Dataset excerpt:
- - - - - - -

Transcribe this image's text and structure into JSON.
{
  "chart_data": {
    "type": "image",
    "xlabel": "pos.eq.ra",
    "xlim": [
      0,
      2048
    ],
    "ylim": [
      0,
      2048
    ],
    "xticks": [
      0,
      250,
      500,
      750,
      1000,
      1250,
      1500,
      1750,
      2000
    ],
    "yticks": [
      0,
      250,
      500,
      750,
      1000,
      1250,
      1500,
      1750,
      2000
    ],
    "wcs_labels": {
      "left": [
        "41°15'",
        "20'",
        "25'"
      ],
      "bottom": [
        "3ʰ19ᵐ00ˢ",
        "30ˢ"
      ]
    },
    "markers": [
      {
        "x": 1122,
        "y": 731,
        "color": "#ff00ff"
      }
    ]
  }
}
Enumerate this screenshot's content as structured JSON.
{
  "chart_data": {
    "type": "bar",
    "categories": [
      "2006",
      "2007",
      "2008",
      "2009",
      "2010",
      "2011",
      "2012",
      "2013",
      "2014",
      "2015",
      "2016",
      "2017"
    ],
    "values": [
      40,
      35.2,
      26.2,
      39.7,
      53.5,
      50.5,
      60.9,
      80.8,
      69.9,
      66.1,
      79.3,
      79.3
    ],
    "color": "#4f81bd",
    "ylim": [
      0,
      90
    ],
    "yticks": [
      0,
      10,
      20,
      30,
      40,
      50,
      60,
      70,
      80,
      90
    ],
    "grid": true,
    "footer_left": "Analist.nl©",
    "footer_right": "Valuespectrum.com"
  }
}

- - - - - - -

WHAT TO DO: Across all the entries, count the lines that contain the word "this" and give the number by itself.

PROBLEM SOLUTION: 2